* _Instruction_:
Retype the material word for word.

* _Given information_:
———
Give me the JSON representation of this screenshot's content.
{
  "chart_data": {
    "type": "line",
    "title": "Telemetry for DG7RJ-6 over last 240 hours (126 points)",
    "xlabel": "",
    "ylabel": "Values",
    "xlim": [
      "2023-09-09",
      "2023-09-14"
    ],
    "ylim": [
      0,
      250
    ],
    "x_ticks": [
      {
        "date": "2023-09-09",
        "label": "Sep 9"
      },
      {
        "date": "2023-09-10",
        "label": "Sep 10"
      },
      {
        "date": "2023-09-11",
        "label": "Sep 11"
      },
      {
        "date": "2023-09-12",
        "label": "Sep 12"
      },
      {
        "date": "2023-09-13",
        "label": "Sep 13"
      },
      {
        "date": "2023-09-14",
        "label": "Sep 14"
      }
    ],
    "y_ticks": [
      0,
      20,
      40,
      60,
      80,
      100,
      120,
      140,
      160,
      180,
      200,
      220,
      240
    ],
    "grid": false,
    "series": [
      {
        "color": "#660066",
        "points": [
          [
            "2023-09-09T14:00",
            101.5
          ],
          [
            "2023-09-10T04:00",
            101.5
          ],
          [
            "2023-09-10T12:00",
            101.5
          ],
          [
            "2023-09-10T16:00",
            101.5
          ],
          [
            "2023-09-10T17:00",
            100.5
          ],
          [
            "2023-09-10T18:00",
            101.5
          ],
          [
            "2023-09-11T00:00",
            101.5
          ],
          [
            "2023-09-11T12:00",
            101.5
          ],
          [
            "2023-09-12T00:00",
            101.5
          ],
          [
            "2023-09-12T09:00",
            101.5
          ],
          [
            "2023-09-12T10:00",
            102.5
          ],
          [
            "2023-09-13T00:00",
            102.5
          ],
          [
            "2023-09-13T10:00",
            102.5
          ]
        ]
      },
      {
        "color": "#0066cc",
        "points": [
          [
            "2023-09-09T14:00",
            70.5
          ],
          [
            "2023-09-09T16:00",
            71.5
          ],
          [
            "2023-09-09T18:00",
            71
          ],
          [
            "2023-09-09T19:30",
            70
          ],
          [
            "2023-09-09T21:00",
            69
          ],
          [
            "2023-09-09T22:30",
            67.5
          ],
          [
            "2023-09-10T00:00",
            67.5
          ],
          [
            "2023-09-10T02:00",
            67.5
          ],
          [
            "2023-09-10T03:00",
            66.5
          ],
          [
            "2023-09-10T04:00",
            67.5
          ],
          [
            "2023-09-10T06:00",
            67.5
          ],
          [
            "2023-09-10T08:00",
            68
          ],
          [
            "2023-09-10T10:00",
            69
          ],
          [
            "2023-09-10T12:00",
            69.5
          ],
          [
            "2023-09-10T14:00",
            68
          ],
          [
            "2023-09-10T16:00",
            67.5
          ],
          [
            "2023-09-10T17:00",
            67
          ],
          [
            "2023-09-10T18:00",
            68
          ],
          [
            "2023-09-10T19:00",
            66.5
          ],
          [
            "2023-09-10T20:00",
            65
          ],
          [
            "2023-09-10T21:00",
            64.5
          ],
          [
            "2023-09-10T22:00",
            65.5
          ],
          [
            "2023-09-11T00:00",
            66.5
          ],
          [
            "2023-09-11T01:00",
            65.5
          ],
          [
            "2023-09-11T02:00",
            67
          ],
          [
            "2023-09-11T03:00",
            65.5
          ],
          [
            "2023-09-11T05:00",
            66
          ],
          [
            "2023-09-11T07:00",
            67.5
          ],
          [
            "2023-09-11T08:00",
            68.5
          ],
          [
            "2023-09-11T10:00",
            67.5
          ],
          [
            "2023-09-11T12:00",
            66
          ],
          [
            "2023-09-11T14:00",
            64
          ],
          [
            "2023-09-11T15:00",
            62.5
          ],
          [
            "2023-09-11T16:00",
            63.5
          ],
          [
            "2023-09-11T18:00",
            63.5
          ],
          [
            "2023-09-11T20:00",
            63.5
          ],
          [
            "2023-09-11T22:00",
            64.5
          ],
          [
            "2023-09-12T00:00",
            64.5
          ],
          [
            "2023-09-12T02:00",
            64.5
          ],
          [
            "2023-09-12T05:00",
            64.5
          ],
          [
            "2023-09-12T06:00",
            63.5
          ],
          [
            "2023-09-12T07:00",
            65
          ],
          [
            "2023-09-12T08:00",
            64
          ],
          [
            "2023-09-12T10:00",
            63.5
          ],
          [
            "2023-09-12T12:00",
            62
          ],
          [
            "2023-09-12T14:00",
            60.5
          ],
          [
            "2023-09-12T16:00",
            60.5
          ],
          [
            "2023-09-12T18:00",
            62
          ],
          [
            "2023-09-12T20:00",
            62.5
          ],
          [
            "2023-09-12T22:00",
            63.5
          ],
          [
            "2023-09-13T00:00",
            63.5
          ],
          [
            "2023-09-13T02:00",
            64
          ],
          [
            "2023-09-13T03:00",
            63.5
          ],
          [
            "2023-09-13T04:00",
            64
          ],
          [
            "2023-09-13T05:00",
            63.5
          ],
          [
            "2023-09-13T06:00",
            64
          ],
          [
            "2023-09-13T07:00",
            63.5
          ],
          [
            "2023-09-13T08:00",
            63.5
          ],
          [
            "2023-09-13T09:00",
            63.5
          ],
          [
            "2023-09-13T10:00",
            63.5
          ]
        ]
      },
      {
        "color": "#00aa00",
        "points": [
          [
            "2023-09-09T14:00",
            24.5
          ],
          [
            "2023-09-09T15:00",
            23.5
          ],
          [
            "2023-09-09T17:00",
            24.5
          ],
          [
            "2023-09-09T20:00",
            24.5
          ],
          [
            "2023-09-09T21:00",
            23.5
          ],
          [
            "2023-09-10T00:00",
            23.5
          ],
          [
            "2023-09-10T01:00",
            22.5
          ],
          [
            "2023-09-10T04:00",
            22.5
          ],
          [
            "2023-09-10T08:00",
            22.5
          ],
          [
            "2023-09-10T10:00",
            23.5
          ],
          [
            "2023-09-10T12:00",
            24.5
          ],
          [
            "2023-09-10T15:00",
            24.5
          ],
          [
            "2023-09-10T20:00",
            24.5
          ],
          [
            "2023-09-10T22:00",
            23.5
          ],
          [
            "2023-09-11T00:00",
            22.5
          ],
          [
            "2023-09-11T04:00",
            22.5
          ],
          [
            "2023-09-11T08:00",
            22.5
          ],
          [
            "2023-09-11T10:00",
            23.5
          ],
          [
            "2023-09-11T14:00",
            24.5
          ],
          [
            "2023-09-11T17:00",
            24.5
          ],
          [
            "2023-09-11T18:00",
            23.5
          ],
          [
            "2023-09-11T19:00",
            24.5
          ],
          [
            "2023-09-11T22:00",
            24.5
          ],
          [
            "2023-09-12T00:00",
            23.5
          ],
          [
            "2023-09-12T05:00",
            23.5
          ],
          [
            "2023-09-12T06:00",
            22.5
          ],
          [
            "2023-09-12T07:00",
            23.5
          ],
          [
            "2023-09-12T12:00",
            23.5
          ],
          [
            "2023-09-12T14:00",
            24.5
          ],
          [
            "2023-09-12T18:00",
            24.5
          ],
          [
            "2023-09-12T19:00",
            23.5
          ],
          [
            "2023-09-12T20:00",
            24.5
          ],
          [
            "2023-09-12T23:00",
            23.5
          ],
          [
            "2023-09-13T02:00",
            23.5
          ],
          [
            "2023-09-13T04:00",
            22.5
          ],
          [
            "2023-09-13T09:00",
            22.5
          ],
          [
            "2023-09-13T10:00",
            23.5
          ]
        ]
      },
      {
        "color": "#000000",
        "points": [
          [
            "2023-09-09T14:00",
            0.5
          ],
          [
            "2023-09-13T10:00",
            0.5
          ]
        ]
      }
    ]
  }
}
———
* _Result_:
Give me the JSON representation of this screenshot's content.
{
  "chart_data": {
    "type": "line",
    "title": "Telemetry for DG7RJ-6 over last 240 hours (126 points)",
    "xlabel": "",
    "ylabel": "Values",
    "xlim": [
      "2023-09-09",
      "2023-09-14"
    ],
    "ylim": [
      0,
      250
    ],
    "x_ticks": [
      {
        "date": "2023-09-09",
        "label": "Sep 9"
      },
      {
        "date": "2023-09-10",
        "label": "Sep 10"
      },
      {
        "date": "2023-09-11",
        "label": "Sep 11"
      },
      {
        "date": "2023-09-12",
        "label": "Sep 12"
      },
      {
        "date": "2023-09-13",
        "label": "Sep 13"
      },
      {
        "date": "2023-09-14",
        "label": "Sep 14"
      }
    ],
    "y_ticks": [
      0,
      20,
      40,
      60,
      80,
      100,
      120,
      140,
      160,
      180,
      200,
      220,
      240
    ],
    "grid": false,
    "series": [
      {
        "color": "#660066",
        "points": [
          [
            "2023-09-09T14:00",
            101.5
          ],
          [
            "2023-09-10T04:00",
            101.5
          ],
          [
            "2023-09-10T12:00",
            101.5
          ],
          [
            "2023-09-10T16:00",
            101.5
          ],
          [
            "2023-09-10T17:00",
            100.5
          ],
          [
            "2023-09-10T18:00",
            101.5
          ],
          [
            "2023-09-11T00:00",
            101.5
          ],
          [
            "2023-09-11T12:00",
            101.5
          ],
          [
            "2023-09-12T00:00",
            101.5
          ],
          [
            "2023-09-12T09:00",
            101.5
          ],
          [
            "2023-09-12T10:00",
            102.5
          ],
          [
            "2023-09-13T00:00",
            102.5
          ],
          [
            "2023-09-13T10:00",
            102.5
          ]
        ]
      },
      {
        "color": "#0066cc",
        "points": [
          [
            "2023-09-09T14:00",
            70.5
          ],
          [
            "2023-09-09T16:00",
            71.5
          ],
          [
            "2023-09-09T18:00",
            71
          ],
          [
            "2023-09-09T19:30",
            70
          ],
          [
            "2023-09-09T21:00",
            69
          ],
          [
            "2023-09-09T22:30",
            67.5
          ],
          [
            "2023-09-10T00:00",
            67.5
          ],
          [
            "2023-09-10T02:00",
            67.5
          ],
          [
            "2023-09-10T03:00",
            66.5
          ],
          [
            "2023-09-10T04:00",
            67.5
          ],
          [
            "2023-09-10T06:00",
            67.5
          ],
          [
            "2023-09-10T08:00",
            68
          ],
          [
            "2023-09-10T10:00",
            69
          ],
          [
            "2023-09-10T12:00",
            69.5
          ],
          [
            "2023-09-10T14:00",
            68
          ],
          [
            "2023-09-10T16:00",
            67.5
          ],
          [
            "2023-09-10T17:00",
            67
          ],
          [
            "2023-09-10T18:00",
            68
          ],
          [
            "2023-09-10T19:00",
            66.5
          ],
          [
            "2023-09-10T20:00",
            65
          ],
          [
            "2023-09-10T21:00",
            64.5
          ],
          [
            "2023-09-10T22:00",
            65.5
          ],
          [
            "2023-09-11T00:00",
            66.5
          ],
          [
            "2023-09-11T01:00",
            65.5
          ],
          [
            "2023-09-11T02:00",
            67
          ],
          [
            "2023-09-11T03:00",
            65.5
          ],
          [
            "2023-09-11T05:00",
            66
          ],
          [
            "2023-09-11T07:00",
            67.5
          ],
          [
            "2023-09-11T08:00",
            68.5
          ],
          [
            "2023-09-11T10:00",
            67.5
          ],
          [
            "2023-09-11T12:00",
            66
          ],
          [
            "2023-09-11T14:00",
            64
          ],
          [
            "2023-09-11T15:00",
            62.5
          ],
          [
            "2023-09-11T16:00",
            63.5
          ],
          [
            "2023-09-11T18:00",
            63.5
          ],
          [
            "2023-09-11T20:00",
            63.5
          ],
          [
            "2023-09-11T22:00",
            64.5
          ],
          [
            "2023-09-12T00:00",
            64.5
          ],
          [
            "2023-09-12T02:00",
            64.5
          ],
          [
            "2023-09-12T05:00",
            64.5
          ],
          [
            "2023-09-12T06:00",
            63.5
          ],
          [
            "2023-09-12T07:00",
            65
          ],
          [
            "2023-09-12T08:00",
            64
          ],
          [
            "2023-09-12T10:00",
            63.5
          ],
          [
            "2023-09-12T12:00",
            62
          ],
          [
            "2023-09-12T14:00",
            60.5
          ],
          [
            "2023-09-12T16:00",
            60.5
          ],
          [
            "2023-09-12T18:00",
            62
          ],
          [
            "2023-09-12T20:00",
            62.5
          ],
          [
            "2023-09-12T22:00",
            63.5
          ],
          [
            "2023-09-13T00:00",
            63.5
          ],
          [
            "2023-09-13T02:00",
            64
          ],
          [
            "2023-09-13T03:00",
            63.5
          ],
          [
            "2023-09-13T04:00",
            64
          ],
          [
            "2023-09-13T05:00",
            63.5
          ],
          [
            "2023-09-13T06:00",
            64
          ],
          [
            "2023-09-13T07:00",
            63.5
          ],
          [
            "2023-09-13T08:00",
            63.5
          ],
          [
            "2023-09-13T09:00",
            63.5
          ],
          [
            "2023-09-13T10:00",
            63.5
          ]
        ]
      },
      {
        "color": "#00aa00",
        "points": [
          [
            "2023-09-09T14:00",
            24.5
          ],
          [
            "2023-09-09T15:00",
            23.5
          ],
          [
            "2023-09-09T17:00",
            24.5
          ],
          [
            "2023-09-09T20:00",
            24.5
          ],
          [
            "2023-09-09T21:00",
            23.5
          ],
          [
            "2023-09-10T00:00",
            23.5
          ],
          [
            "2023-09-10T01:00",
            22.5
          ],
          [
            "2023-09-10T04:00",
            22.5
          ],
          [
            "2023-09-10T08:00",
            22.5
          ],
          [
            "2023-09-10T10:00",
            23.5
          ],
          [
            "2023-09-10T12:00",
            24.5
          ],
          [
            "2023-09-10T15:00",
            24.5
          ],
          [
            "2023-09-10T20:00",
            24.5
          ],
          [
            "2023-09-10T22:00",
            23.5
          ],
          [
            "2023-09-11T00:00",
            22.5
          ],
          [
            "2023-09-11T04:00",
            22.5
          ],
          [
            "2023-09-11T08:00",
            22.5
          ],
          [
            "2023-09-11T10:00",
            23.5
          ],
          [
            "2023-09-11T14:00",
            24.5
          ],
          [
            "2023-09-11T17:00",
            24.5
          ],
          [
            "2023-09-11T18:00",
            23.5
          ],
          [
            "2023-09-11T19:00",
            24.5
          ],
          [
            "2023-09-11T22:00",
            24.5
          ],
          [
            "2023-09-12T00:00",
            23.5
          ],
          [
            "2023-09-12T05:00",
            23.5
          ],
          [
            "2023-09-12T06:00",
            22.5
          ],
          [
            "2023-09-12T07:00",
            23.5
          ],
          [
            "2023-09-12T12:00",
            23.5
          ],
          [
            "2023-09-12T14:00",
            24.5
          ],
          [
            "2023-09-12T18:00",
            24.5
          ],
          [
            "2023-09-12T19:00",
            23.5
          ],
          [
            "2023-09-12T20:00",
            24.5
          ],
          [
            "2023-09-12T23:00",
            23.5
          ],
          [
            "2023-09-13T02:00",
            23.5
          ],
          [
            "2023-09-13T04:00",
            22.5
          ],
          [
            "2023-09-13T09:00",
            22.5
          ],
          [
            "2023-09-13T10:00",
            23.5
          ]
        ]
      },
      {
        "color": "#000000",
        "points": [
          [
            "2023-09-09T14:00",
            0.5
          ],
          [
            "2023-09-13T10:00",
            0.5
          ]
        ]
      }
    ]
  }
}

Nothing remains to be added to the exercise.